(REQUEST): Find the line containing "Give me the" in the listing below; reproduce it and every line after, exactly. Skip pictures.

(INPUT DATA):
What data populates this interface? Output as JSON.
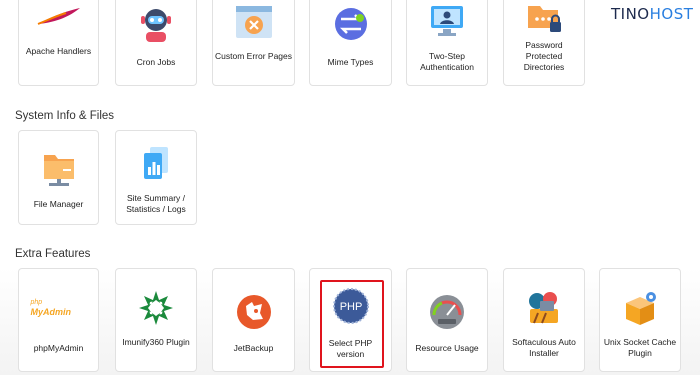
{
  "brand": {
    "part1": "TINO",
    "part2": "HOST"
  },
  "colors": {
    "highlight": "#e0141d",
    "accent": "#2a7fe0"
  },
  "advanced": {
    "items": [
      {
        "label": "Apache Handlers",
        "icon": "feather-icon"
      },
      {
        "label": "Cron Jobs",
        "icon": "robot-icon"
      },
      {
        "label": "Custom Error Pages",
        "icon": "error-page-icon"
      },
      {
        "label": "Mime Types",
        "icon": "arrows-icon"
      },
      {
        "label": "Two-Step Authentication",
        "icon": "monitor-user-icon"
      },
      {
        "label": "Password Protected Directories",
        "icon": "folder-lock-icon"
      }
    ]
  },
  "system": {
    "title": "System Info & Files",
    "items": [
      {
        "label": "File Manager",
        "icon": "folder-icon"
      },
      {
        "label": "Site Summary / Statistics / Logs",
        "icon": "stats-icon"
      }
    ]
  },
  "extra": {
    "title": "Extra Features",
    "items": [
      {
        "label": "phpMyAdmin",
        "icon": "phpmyadmin-icon",
        "logo_small": "php",
        "logo_big": "MyAdmin"
      },
      {
        "label": "Imunify360 Plugin",
        "icon": "imunify-icon"
      },
      {
        "label": "JetBackup",
        "icon": "jetbackup-icon"
      },
      {
        "label": "Select PHP version",
        "icon": "php-icon",
        "logo": "PHP",
        "highlighted": true
      },
      {
        "label": "Resource Usage",
        "icon": "gauge-icon"
      },
      {
        "label": "Softaculous Auto Installer",
        "icon": "softaculous-icon"
      },
      {
        "label": "Unix Socket Cache Plugin",
        "icon": "box-gear-icon"
      }
    ]
  }
}
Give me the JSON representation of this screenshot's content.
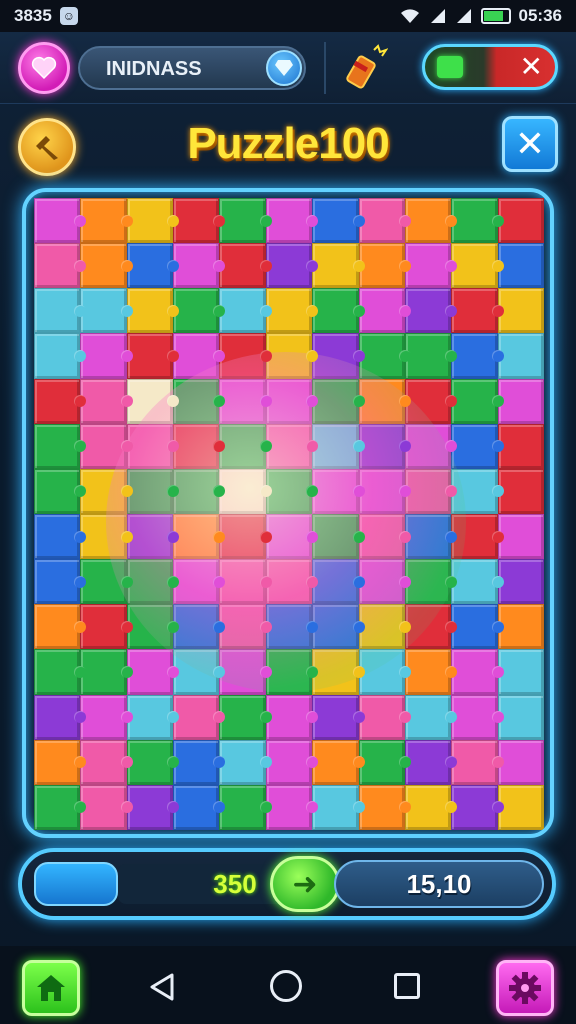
{
  "status_bar": {
    "left_text": "3835",
    "time": "05:36",
    "wifi_icon": "wifi-icon",
    "signal_icon": "signal-icon",
    "battery_icon": "battery-icon"
  },
  "top_bar": {
    "heart_icon": "heart-icon",
    "player_name": "INIDNASS",
    "gem_icon": "gem-icon",
    "firework_icon": "firework-icon",
    "toggle_close_label": "✕"
  },
  "title_row": {
    "back_icon": "hammer-back-icon",
    "title": "Puzzle100",
    "close_label": "✕"
  },
  "board": {
    "columns": 11,
    "rows": 14,
    "palette": [
      "#2a6ee0",
      "#f2c21a",
      "#e02e3a",
      "#26b34a",
      "#e04ed8",
      "#ff8a1e",
      "#8c3ad6",
      "#f05aa8",
      "#58c8e0",
      "#f5e9c8",
      "#7fe04a"
    ]
  },
  "progress": {
    "fill_fraction": 0.2,
    "current_score": "350",
    "go_label": "➜",
    "target_score": "15,10"
  },
  "nav_bar": {
    "home_icon": "home-icon",
    "back_icon": "triangle-back-icon",
    "home_circle_icon": "circle-home-icon",
    "recent_icon": "square-recent-icon",
    "settings_icon": "gear-icon"
  },
  "colors": {
    "accent_blue": "#55ccff",
    "title_yellow": "#ffe63a",
    "score_green": "#d6ff3a"
  }
}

(SOLUTION):
Give me the JSON representation of this screenshot's content.
{
  "status_bar": {
    "left_text": "3835",
    "time": "05:36",
    "wifi_icon": "wifi-icon",
    "signal_icon": "signal-icon",
    "battery_icon": "battery-icon"
  },
  "top_bar": {
    "heart_icon": "heart-icon",
    "player_name": "INIDNASS",
    "gem_icon": "gem-icon",
    "firework_icon": "firework-icon",
    "toggle_close_label": "✕"
  },
  "title_row": {
    "back_icon": "hammer-back-icon",
    "title": "Puzzle100",
    "close_label": "✕"
  },
  "board": {
    "columns": 11,
    "rows": 14,
    "palette": [
      "#2a6ee0",
      "#f2c21a",
      "#e02e3a",
      "#26b34a",
      "#e04ed8",
      "#ff8a1e",
      "#8c3ad6",
      "#f05aa8",
      "#58c8e0",
      "#f5e9c8",
      "#7fe04a"
    ]
  },
  "progress": {
    "fill_fraction": 0.2,
    "current_score": "350",
    "go_label": "➜",
    "target_score": "15,10"
  },
  "nav_bar": {
    "home_icon": "home-icon",
    "back_icon": "triangle-back-icon",
    "home_circle_icon": "circle-home-icon",
    "recent_icon": "square-recent-icon",
    "settings_icon": "gear-icon"
  },
  "colors": {
    "accent_blue": "#55ccff",
    "title_yellow": "#ffe63a",
    "score_green": "#d6ff3a"
  }
}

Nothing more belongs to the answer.